* [The request]: Below are some entries. Return exactly the lines from the one with "Output a JSON" through the final line, leaving out any pictures.

* [Data]:
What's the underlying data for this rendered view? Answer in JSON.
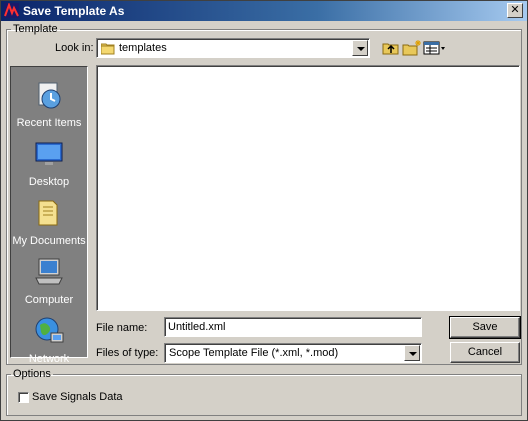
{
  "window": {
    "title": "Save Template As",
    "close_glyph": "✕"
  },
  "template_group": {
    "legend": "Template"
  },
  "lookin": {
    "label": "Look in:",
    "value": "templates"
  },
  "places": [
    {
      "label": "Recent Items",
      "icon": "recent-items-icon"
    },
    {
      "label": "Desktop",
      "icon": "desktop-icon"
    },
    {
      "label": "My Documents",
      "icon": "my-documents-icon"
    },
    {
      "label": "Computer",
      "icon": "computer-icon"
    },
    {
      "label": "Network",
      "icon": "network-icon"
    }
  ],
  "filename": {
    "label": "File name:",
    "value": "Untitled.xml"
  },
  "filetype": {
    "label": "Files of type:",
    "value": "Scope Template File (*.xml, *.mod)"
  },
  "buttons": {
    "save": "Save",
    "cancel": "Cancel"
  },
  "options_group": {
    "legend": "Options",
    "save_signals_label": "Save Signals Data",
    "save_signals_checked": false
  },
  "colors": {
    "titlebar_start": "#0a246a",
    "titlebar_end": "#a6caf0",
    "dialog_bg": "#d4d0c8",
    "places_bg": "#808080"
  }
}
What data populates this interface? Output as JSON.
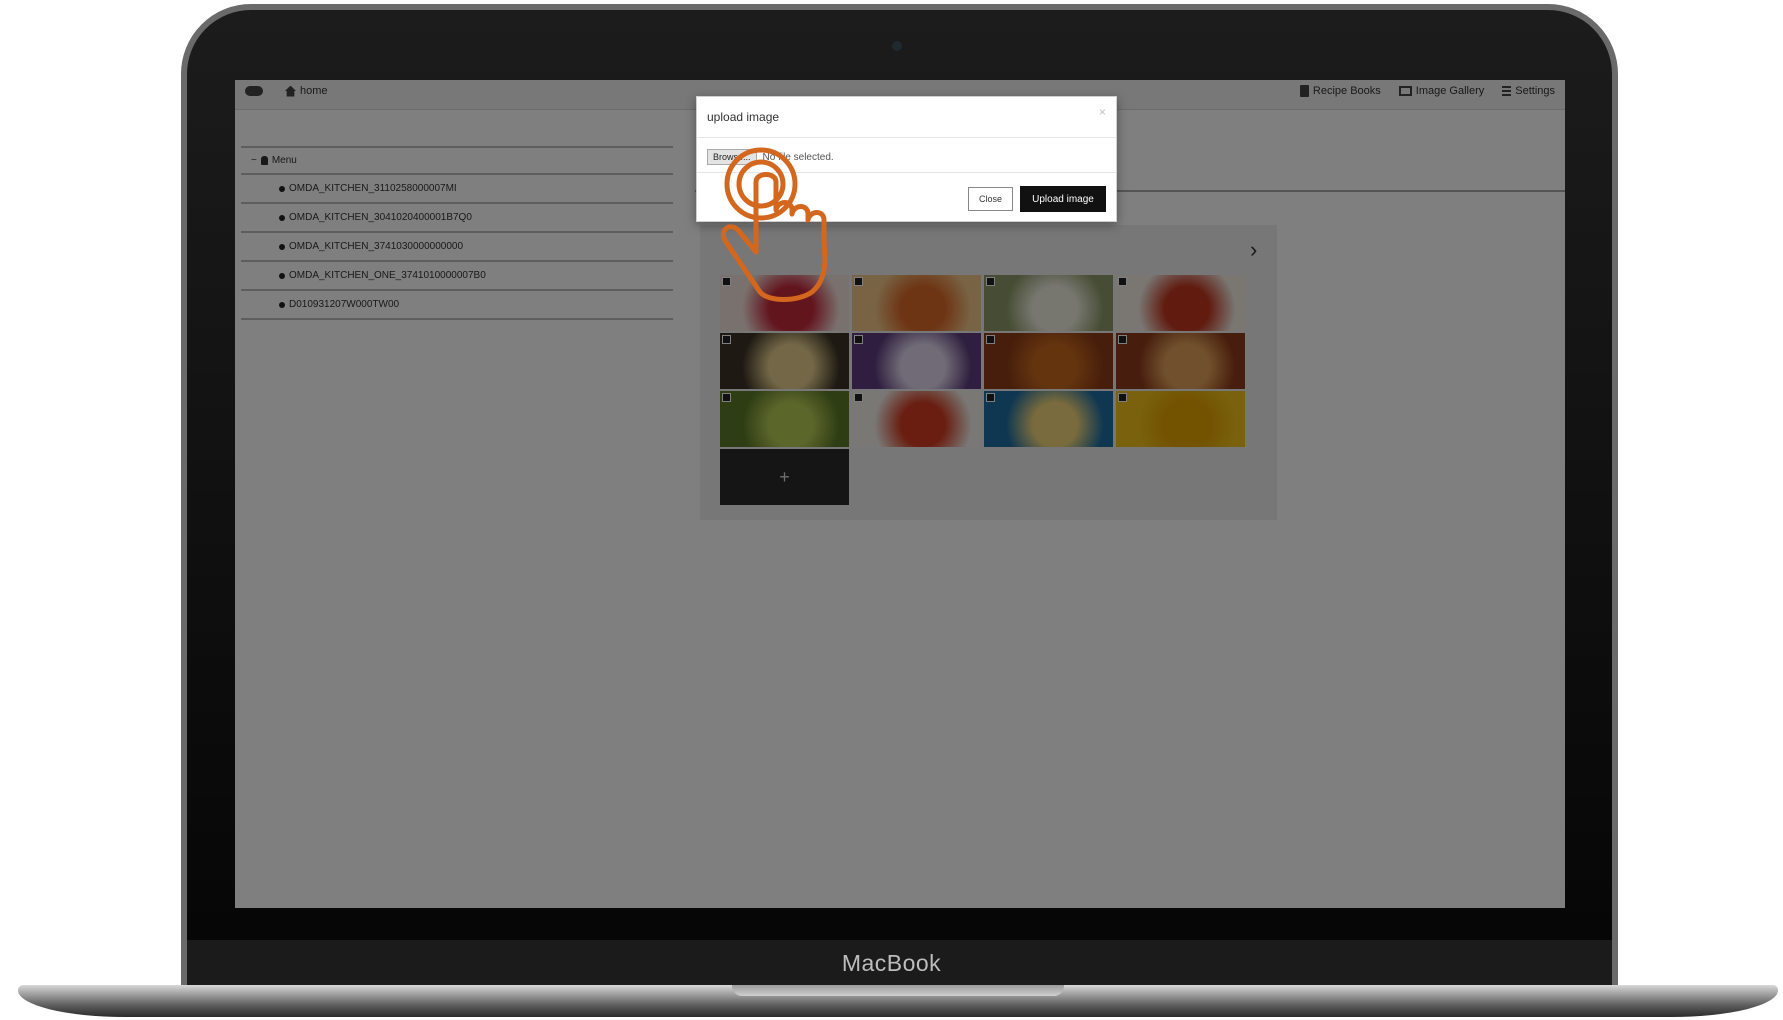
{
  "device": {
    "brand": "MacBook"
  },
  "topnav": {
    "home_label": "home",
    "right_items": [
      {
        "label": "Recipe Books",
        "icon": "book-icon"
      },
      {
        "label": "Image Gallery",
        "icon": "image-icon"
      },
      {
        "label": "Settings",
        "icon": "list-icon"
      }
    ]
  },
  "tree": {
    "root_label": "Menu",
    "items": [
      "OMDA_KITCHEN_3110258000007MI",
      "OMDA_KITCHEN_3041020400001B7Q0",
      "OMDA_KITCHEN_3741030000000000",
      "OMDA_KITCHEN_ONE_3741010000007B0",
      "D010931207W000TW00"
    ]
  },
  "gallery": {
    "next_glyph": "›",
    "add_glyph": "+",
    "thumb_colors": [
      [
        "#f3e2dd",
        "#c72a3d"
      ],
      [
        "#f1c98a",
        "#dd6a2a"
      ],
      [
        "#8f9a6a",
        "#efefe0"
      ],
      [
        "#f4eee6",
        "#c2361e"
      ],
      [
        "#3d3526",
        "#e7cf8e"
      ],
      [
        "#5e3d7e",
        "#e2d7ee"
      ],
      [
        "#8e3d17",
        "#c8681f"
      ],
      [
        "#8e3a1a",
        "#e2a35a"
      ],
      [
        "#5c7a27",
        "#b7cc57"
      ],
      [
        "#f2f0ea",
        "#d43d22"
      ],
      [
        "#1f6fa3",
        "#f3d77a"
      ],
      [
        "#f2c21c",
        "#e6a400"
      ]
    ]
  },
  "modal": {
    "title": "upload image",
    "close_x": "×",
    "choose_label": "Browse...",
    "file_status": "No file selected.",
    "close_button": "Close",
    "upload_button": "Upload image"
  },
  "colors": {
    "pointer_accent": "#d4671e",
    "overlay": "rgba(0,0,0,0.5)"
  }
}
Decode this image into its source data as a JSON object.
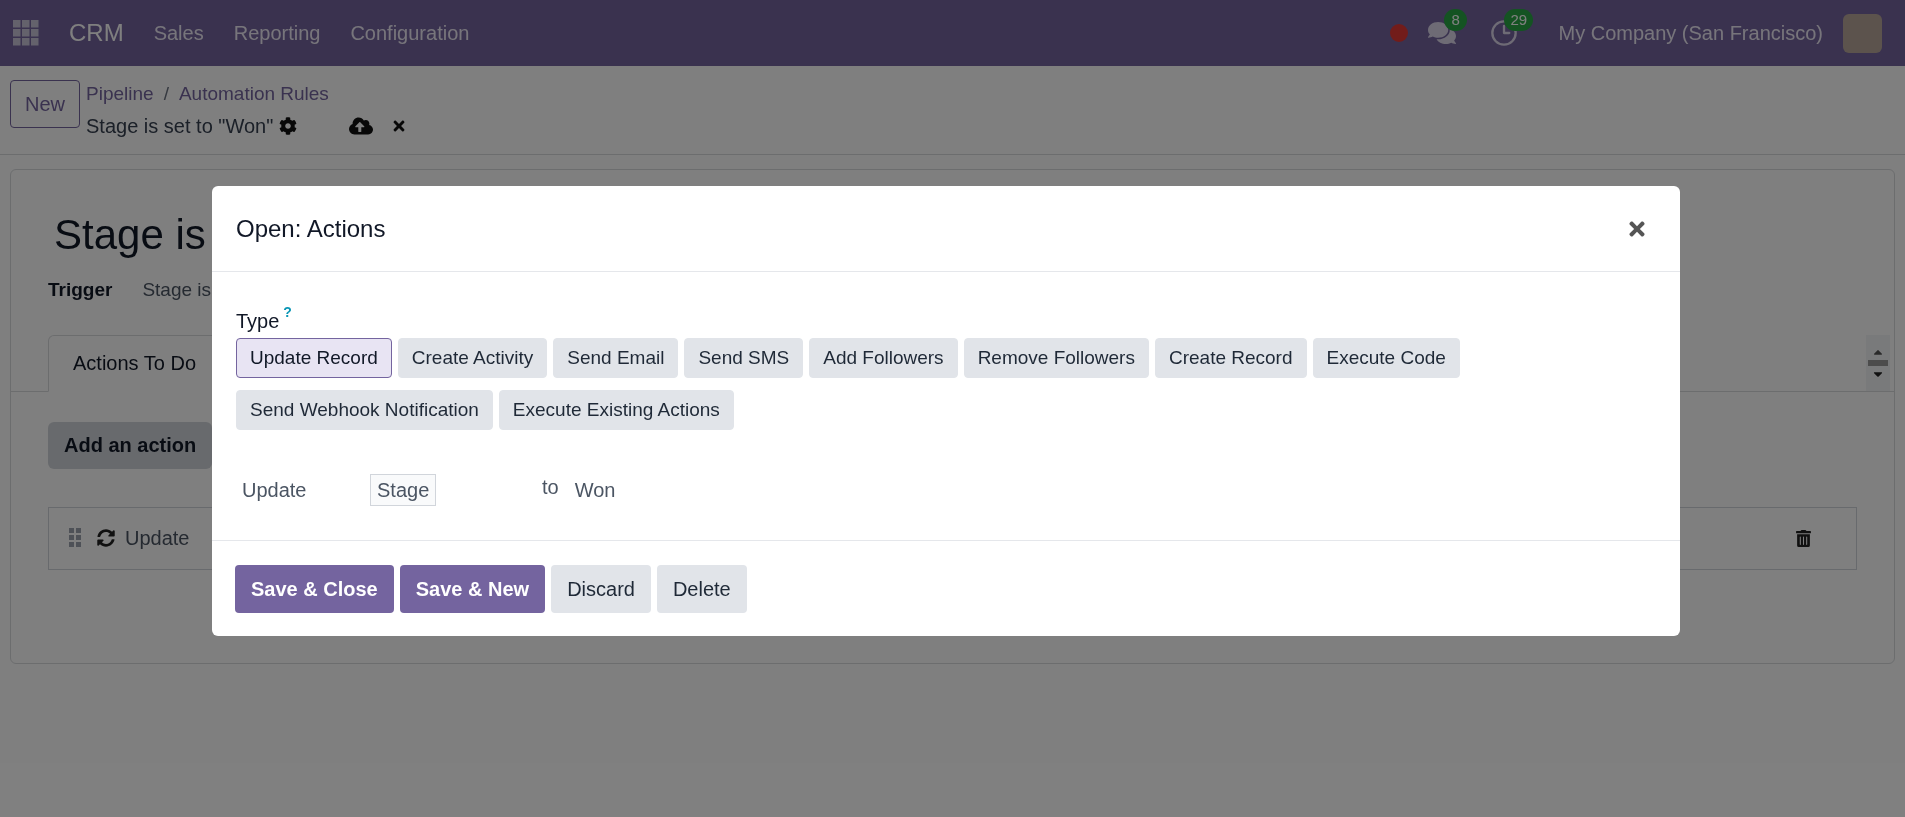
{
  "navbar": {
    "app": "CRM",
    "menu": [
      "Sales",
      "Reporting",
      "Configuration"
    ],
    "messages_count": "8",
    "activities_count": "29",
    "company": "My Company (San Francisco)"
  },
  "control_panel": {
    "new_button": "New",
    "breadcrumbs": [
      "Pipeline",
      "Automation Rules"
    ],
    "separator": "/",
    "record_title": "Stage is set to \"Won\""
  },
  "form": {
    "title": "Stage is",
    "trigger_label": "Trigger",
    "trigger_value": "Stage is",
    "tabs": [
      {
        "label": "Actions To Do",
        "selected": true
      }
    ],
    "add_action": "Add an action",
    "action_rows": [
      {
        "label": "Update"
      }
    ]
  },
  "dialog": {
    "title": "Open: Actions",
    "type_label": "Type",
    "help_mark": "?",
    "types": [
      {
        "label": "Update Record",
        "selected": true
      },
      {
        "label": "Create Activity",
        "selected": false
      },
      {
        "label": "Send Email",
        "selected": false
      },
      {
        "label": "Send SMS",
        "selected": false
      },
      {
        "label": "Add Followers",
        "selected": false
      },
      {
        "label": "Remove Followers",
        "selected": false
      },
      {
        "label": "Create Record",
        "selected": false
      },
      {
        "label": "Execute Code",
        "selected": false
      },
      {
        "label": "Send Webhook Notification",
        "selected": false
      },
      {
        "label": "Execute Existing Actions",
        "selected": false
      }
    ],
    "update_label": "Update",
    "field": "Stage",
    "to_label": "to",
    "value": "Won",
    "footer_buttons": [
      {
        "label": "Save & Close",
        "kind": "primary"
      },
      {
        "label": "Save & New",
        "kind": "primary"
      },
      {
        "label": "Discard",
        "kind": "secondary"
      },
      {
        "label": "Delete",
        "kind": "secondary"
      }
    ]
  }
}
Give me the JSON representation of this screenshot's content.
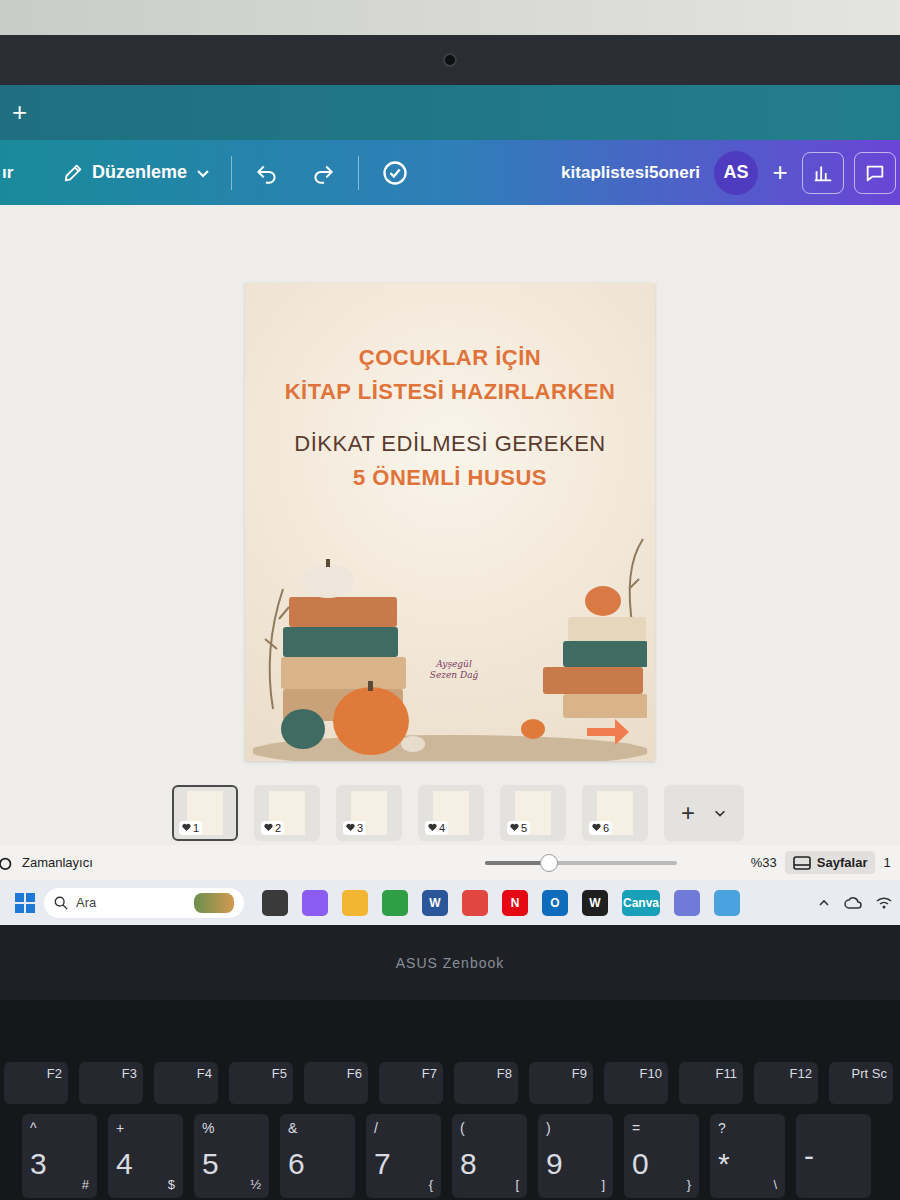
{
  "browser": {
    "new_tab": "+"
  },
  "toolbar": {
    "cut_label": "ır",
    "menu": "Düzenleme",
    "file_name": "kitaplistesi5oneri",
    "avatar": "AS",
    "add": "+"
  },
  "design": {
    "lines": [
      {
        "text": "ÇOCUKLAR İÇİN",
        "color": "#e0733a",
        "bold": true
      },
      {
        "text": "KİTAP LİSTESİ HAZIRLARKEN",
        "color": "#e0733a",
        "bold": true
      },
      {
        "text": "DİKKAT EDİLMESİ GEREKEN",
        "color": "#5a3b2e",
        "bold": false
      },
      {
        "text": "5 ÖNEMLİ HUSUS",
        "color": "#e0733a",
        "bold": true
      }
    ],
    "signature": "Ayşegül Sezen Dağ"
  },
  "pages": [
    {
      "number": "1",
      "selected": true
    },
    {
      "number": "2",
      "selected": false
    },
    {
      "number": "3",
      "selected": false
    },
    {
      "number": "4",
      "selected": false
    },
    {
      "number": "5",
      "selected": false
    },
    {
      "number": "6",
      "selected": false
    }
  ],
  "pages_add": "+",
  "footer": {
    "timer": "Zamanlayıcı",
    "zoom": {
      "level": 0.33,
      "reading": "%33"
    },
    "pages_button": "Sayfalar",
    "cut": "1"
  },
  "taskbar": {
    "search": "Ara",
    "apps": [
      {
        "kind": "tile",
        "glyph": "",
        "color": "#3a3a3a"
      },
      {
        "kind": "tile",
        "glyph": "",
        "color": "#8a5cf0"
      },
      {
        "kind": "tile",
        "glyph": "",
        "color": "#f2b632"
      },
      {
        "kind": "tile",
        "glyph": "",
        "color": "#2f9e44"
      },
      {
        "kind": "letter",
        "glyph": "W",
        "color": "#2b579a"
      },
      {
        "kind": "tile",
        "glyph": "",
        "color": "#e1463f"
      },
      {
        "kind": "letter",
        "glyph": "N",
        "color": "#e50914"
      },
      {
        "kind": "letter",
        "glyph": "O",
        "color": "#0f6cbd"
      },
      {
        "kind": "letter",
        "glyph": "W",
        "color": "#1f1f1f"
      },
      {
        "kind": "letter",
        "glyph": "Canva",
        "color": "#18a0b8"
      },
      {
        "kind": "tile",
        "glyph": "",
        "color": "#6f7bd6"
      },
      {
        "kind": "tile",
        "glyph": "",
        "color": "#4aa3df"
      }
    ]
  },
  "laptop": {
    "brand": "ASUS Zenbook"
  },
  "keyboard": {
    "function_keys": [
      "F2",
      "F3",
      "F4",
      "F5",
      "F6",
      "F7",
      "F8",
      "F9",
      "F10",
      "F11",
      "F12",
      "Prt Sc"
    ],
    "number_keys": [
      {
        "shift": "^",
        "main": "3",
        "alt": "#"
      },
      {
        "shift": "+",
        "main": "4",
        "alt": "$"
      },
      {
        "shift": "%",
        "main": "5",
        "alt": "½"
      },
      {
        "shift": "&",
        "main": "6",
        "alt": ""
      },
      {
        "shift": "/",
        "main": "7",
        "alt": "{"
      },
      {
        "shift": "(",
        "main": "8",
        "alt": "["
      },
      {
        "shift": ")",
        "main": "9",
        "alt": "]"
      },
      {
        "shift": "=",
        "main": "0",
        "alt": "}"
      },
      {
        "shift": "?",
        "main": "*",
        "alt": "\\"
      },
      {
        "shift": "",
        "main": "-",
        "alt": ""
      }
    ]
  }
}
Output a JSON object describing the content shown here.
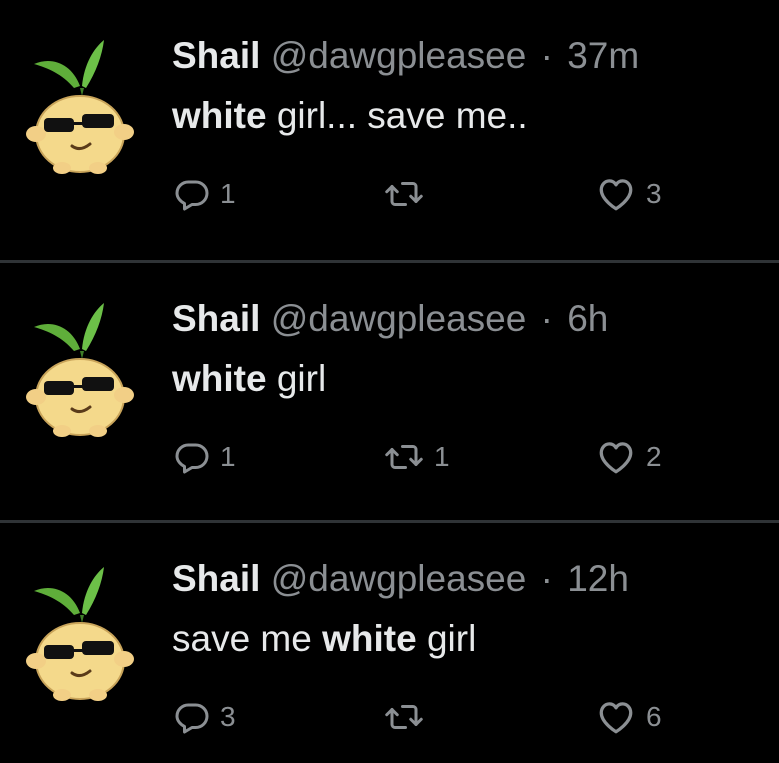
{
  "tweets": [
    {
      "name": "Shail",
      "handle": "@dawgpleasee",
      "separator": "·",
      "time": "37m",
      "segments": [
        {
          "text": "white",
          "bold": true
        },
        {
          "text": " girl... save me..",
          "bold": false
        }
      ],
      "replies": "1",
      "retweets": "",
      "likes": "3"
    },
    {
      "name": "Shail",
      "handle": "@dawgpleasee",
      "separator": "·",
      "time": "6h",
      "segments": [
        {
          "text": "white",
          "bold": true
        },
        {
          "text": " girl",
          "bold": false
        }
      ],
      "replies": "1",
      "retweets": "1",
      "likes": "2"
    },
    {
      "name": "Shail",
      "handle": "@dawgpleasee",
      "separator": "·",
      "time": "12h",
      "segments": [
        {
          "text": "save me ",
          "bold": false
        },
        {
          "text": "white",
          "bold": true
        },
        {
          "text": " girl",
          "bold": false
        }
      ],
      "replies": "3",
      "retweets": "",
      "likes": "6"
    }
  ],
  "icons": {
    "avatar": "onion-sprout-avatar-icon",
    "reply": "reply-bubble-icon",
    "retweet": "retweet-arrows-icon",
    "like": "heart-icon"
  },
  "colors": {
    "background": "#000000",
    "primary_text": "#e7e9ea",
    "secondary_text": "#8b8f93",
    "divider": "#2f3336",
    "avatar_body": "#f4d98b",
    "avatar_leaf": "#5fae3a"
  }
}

* [Final result]:
Output a JSON object describing the content shown here.
{
  "tweets": [
    {
      "name": "Shail",
      "handle": "@dawgpleasee",
      "separator": "·",
      "time": "37m",
      "segments": [
        {
          "text": "white",
          "bold": true
        },
        {
          "text": " girl... save me..",
          "bold": false
        }
      ],
      "replies": "1",
      "retweets": "",
      "likes": "3"
    },
    {
      "name": "Shail",
      "handle": "@dawgpleasee",
      "separator": "·",
      "time": "6h",
      "segments": [
        {
          "text": "white",
          "bold": true
        },
        {
          "text": " girl",
          "bold": false
        }
      ],
      "replies": "1",
      "retweets": "1",
      "likes": "2"
    },
    {
      "name": "Shail",
      "handle": "@dawgpleasee",
      "separator": "·",
      "time": "12h",
      "segments": [
        {
          "text": "save me ",
          "bold": false
        },
        {
          "text": "white",
          "bold": true
        },
        {
          "text": " girl",
          "bold": false
        }
      ],
      "replies": "3",
      "retweets": "",
      "likes": "6"
    }
  ],
  "icons": {
    "avatar": "onion-sprout-avatar-icon",
    "reply": "reply-bubble-icon",
    "retweet": "retweet-arrows-icon",
    "like": "heart-icon"
  },
  "colors": {
    "background": "#000000",
    "primary_text": "#e7e9ea",
    "secondary_text": "#8b8f93",
    "divider": "#2f3336",
    "avatar_body": "#f4d98b",
    "avatar_leaf": "#5fae3a"
  }
}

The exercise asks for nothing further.